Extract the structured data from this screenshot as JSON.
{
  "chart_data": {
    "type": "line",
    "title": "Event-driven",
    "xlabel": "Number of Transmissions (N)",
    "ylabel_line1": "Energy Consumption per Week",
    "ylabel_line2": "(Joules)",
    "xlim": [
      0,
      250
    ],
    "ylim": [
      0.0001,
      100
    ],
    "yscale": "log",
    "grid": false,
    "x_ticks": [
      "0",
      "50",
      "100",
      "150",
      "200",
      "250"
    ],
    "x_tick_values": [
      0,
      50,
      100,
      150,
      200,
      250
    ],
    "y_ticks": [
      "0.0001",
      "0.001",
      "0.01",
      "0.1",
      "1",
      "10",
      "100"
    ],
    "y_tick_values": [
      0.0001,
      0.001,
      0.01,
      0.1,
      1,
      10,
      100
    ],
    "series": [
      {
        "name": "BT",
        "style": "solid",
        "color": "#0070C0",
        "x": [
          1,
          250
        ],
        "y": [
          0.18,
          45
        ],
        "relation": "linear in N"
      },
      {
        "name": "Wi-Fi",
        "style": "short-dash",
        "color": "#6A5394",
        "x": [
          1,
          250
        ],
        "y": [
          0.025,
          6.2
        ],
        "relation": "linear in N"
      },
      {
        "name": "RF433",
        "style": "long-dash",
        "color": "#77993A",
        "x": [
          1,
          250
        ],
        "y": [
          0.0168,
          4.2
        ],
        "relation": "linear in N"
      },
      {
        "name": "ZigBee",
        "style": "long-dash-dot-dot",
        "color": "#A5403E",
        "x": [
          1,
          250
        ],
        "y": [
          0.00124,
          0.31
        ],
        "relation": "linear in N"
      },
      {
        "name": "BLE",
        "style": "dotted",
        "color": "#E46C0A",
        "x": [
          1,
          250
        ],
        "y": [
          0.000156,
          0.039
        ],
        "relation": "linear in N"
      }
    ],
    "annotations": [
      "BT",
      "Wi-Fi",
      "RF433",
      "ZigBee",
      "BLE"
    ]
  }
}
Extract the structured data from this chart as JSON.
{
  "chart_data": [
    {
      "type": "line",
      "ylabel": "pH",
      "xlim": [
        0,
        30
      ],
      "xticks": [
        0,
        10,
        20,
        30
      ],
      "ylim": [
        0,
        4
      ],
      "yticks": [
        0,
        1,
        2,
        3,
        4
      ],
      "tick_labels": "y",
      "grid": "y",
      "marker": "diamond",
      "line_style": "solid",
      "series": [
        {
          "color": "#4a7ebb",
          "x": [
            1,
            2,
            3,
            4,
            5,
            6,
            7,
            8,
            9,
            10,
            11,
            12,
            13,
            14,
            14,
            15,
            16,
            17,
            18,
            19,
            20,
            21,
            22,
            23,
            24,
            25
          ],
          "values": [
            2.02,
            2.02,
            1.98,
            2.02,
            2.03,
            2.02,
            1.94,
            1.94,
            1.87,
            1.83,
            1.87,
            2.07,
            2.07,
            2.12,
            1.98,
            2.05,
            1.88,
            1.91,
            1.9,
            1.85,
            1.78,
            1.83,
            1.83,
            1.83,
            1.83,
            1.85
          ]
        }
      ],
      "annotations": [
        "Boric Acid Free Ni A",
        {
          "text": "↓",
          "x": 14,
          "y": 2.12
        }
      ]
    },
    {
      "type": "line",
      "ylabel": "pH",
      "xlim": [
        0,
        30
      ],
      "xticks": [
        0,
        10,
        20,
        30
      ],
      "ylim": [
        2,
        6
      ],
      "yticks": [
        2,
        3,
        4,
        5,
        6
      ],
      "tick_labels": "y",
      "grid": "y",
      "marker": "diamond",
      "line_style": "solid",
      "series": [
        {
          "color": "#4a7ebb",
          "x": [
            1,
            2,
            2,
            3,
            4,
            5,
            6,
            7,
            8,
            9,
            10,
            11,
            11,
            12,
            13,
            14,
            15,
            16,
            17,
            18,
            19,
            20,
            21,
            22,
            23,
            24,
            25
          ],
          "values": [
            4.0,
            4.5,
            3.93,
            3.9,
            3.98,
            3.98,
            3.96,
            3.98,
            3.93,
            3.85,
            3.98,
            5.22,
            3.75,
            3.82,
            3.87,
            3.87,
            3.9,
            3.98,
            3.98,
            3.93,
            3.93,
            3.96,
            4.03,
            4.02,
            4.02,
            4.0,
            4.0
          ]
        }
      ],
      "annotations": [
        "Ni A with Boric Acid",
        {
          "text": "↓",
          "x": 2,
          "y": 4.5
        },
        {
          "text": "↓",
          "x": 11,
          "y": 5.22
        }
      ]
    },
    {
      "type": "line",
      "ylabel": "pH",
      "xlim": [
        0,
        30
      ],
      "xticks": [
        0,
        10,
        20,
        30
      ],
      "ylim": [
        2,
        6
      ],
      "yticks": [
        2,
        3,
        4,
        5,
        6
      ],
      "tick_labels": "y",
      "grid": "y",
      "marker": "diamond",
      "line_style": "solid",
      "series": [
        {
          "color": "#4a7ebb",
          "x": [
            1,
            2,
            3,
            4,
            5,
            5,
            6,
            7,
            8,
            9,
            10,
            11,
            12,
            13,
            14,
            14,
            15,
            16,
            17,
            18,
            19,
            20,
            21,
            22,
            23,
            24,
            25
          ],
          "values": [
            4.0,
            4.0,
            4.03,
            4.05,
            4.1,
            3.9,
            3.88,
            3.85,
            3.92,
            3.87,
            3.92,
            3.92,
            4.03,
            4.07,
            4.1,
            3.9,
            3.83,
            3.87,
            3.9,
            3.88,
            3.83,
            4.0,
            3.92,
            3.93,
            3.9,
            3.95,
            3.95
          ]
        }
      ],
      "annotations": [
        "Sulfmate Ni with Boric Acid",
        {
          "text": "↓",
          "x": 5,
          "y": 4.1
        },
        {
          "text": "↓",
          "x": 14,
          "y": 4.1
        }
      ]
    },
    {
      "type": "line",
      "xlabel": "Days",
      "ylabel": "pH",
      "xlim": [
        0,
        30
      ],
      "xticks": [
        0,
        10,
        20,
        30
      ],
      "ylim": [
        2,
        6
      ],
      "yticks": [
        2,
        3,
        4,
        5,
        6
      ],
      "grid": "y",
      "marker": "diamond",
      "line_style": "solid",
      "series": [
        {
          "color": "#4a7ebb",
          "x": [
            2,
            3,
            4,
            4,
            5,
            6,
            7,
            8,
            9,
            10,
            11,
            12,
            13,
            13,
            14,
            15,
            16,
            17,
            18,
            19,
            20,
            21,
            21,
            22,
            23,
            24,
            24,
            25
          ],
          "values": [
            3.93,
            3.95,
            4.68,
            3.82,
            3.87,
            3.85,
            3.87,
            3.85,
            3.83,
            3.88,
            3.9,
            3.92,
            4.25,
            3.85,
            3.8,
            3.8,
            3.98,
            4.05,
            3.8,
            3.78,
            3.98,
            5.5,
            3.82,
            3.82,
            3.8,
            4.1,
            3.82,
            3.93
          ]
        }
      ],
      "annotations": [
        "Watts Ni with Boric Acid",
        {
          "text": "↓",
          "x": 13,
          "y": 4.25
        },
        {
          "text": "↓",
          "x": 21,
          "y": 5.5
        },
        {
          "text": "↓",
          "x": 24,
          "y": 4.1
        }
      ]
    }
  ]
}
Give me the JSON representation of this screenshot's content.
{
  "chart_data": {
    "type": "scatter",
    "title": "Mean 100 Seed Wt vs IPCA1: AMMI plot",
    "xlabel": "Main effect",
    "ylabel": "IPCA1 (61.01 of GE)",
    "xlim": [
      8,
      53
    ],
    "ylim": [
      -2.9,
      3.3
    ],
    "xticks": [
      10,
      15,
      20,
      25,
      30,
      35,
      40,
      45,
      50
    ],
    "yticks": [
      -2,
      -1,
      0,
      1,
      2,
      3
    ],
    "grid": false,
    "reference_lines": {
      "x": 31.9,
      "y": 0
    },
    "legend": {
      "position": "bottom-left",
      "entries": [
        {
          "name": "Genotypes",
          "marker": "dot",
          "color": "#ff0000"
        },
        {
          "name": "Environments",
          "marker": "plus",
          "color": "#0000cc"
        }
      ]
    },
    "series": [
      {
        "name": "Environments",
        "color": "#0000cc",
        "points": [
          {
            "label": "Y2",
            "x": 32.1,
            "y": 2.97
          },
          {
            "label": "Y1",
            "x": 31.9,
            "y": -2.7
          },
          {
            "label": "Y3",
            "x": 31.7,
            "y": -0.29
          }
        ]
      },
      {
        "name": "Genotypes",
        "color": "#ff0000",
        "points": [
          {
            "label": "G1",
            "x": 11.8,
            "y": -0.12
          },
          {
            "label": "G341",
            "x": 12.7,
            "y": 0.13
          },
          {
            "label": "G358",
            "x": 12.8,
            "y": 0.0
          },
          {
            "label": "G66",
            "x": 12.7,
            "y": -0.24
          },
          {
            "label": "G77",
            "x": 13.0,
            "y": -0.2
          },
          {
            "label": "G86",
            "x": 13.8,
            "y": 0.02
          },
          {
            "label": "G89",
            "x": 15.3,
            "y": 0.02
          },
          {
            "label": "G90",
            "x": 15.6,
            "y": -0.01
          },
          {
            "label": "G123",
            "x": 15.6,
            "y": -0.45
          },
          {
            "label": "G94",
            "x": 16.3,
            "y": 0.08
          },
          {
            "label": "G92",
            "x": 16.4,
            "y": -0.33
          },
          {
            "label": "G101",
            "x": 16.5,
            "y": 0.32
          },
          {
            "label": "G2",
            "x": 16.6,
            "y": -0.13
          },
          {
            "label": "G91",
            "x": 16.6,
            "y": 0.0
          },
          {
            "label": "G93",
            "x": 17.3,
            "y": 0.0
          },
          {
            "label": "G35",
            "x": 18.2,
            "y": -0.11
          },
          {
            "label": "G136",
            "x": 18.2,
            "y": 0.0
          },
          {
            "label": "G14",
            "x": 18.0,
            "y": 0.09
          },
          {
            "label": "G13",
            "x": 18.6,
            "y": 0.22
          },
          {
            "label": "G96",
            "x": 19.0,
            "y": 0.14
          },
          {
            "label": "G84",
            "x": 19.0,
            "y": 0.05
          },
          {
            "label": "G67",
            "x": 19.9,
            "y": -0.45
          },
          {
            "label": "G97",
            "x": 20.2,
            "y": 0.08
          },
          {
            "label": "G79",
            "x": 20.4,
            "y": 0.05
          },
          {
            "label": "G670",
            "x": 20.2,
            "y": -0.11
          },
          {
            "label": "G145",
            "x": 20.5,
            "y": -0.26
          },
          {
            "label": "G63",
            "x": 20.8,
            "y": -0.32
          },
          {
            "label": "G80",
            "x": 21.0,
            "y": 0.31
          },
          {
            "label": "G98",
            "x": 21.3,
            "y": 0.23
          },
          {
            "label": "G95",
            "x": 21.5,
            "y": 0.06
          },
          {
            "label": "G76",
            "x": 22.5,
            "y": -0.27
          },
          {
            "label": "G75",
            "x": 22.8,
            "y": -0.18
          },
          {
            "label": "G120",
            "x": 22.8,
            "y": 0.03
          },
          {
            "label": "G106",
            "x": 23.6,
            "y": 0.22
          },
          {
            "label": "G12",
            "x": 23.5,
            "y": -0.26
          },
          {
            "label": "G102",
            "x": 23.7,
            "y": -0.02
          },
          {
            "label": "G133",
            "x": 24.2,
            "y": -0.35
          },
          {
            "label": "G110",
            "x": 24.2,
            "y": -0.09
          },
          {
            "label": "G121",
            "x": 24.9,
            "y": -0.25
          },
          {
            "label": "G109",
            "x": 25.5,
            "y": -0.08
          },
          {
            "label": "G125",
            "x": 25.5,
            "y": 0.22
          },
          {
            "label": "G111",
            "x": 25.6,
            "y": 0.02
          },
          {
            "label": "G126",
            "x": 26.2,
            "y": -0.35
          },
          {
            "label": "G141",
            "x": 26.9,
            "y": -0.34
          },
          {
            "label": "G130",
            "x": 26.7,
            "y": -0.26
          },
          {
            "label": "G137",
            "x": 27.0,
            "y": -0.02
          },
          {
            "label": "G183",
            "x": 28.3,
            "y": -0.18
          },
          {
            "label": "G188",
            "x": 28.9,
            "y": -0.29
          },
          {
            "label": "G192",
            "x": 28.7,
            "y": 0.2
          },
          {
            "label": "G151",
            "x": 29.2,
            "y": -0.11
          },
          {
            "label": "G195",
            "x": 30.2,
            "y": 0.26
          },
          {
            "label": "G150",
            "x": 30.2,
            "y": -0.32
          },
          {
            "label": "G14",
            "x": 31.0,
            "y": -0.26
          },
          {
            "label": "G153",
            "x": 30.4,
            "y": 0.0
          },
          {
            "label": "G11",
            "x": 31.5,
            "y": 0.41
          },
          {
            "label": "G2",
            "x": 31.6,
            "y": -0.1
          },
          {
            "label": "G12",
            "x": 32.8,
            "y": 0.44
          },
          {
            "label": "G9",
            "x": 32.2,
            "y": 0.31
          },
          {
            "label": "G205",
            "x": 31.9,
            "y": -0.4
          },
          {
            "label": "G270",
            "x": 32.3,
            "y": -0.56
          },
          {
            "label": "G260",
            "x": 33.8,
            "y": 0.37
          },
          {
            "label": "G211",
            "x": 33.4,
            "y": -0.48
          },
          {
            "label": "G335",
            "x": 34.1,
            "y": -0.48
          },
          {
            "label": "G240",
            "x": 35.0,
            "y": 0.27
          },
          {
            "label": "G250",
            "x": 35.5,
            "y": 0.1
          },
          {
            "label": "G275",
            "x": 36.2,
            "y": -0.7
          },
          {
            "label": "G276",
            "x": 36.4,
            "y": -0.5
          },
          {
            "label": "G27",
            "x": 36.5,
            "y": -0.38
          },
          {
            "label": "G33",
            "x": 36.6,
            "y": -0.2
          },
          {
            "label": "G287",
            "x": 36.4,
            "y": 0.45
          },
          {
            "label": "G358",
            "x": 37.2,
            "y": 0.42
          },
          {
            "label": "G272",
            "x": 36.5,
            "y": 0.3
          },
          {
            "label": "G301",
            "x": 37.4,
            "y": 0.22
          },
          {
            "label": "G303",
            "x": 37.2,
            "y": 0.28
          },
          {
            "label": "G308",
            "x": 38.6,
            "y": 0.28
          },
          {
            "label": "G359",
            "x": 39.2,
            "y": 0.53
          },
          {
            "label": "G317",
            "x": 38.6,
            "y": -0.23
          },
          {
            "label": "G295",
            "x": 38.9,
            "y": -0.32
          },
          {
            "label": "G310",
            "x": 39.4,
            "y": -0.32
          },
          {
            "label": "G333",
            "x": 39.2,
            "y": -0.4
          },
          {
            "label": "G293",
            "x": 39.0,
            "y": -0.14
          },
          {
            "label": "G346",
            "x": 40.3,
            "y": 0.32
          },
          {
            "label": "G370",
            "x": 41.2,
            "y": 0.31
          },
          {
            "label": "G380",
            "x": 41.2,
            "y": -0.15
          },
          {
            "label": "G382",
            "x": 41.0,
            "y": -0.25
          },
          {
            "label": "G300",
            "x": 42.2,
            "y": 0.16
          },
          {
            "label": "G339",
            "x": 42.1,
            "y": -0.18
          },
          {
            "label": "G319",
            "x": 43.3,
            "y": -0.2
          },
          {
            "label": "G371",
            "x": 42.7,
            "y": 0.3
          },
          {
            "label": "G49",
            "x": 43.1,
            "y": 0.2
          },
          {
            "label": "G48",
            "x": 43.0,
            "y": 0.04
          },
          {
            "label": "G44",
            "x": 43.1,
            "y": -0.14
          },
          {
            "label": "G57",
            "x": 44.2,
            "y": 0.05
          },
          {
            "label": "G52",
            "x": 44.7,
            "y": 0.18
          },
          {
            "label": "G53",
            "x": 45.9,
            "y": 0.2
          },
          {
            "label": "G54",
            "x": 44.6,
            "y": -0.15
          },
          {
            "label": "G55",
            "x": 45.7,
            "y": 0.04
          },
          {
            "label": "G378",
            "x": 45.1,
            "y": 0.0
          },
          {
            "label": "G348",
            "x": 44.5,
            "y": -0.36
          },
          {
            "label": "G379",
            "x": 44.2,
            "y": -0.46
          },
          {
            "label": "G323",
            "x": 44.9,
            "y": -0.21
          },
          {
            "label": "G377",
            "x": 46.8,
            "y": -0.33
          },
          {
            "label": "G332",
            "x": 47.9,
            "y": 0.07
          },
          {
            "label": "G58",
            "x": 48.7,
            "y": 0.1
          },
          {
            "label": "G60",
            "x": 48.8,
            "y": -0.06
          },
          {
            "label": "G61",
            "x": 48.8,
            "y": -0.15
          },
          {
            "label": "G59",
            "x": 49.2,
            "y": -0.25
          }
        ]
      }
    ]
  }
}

#####

### WHAT YOU NEED TO DO
Lines containing the string "dash" are to be selected and copied.

### WORKED ANSWER
        "style": "short-dash",
        "style": "long-dash",
        "style": "long-dash-dot-dot",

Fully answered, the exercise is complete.